-- begin INFORMATION SHOWN --

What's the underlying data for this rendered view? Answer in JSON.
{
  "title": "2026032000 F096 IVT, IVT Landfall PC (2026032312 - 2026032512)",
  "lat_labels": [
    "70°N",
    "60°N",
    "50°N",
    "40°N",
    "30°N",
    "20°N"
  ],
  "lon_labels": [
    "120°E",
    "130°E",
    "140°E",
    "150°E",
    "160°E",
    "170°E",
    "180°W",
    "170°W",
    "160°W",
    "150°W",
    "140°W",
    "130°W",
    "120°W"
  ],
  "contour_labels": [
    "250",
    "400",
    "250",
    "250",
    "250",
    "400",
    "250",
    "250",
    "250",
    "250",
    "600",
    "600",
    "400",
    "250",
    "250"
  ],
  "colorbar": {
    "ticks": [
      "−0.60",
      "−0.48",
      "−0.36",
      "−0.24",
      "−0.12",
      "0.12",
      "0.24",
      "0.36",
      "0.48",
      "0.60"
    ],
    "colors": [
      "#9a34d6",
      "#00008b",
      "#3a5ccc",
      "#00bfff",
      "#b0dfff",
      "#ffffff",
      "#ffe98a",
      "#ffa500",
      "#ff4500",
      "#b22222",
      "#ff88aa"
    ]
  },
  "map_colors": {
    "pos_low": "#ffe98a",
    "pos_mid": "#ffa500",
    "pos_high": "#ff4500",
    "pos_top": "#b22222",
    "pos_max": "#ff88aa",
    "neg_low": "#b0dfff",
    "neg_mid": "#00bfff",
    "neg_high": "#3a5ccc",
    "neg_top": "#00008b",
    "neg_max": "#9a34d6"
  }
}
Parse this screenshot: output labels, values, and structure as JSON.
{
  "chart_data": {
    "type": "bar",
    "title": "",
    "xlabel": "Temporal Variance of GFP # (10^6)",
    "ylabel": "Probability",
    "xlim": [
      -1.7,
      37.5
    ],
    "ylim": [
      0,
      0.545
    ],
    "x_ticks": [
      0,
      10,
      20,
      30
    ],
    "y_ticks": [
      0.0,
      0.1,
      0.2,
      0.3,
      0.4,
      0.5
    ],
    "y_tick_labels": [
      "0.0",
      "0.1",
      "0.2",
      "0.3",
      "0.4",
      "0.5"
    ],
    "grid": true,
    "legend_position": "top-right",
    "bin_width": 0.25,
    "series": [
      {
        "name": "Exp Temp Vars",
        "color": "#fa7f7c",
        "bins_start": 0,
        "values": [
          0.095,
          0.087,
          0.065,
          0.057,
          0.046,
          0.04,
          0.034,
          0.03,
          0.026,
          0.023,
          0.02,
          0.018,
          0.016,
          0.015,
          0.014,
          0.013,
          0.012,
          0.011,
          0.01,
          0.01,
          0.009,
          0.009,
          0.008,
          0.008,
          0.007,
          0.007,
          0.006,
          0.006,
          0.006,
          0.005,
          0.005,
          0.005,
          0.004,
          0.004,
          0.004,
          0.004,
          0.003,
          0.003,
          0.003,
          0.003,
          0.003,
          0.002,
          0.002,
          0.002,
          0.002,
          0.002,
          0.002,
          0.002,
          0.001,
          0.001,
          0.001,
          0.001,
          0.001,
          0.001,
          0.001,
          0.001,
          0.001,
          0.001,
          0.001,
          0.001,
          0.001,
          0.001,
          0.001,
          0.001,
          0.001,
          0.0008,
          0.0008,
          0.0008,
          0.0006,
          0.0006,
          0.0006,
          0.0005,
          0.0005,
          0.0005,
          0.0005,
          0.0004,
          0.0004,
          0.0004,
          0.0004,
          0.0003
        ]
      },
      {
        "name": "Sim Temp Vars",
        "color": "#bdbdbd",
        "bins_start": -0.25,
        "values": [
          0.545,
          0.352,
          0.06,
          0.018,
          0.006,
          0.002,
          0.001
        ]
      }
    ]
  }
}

-- end INFORMATION SHOWN --

*WHAT IS REQUIRED:* List each line of the records that holds the string "Vars".

*ANSWER TO THIS EXERCISE:*
        "name": "Exp Temp Vars",
        "name": "Sim Temp Vars",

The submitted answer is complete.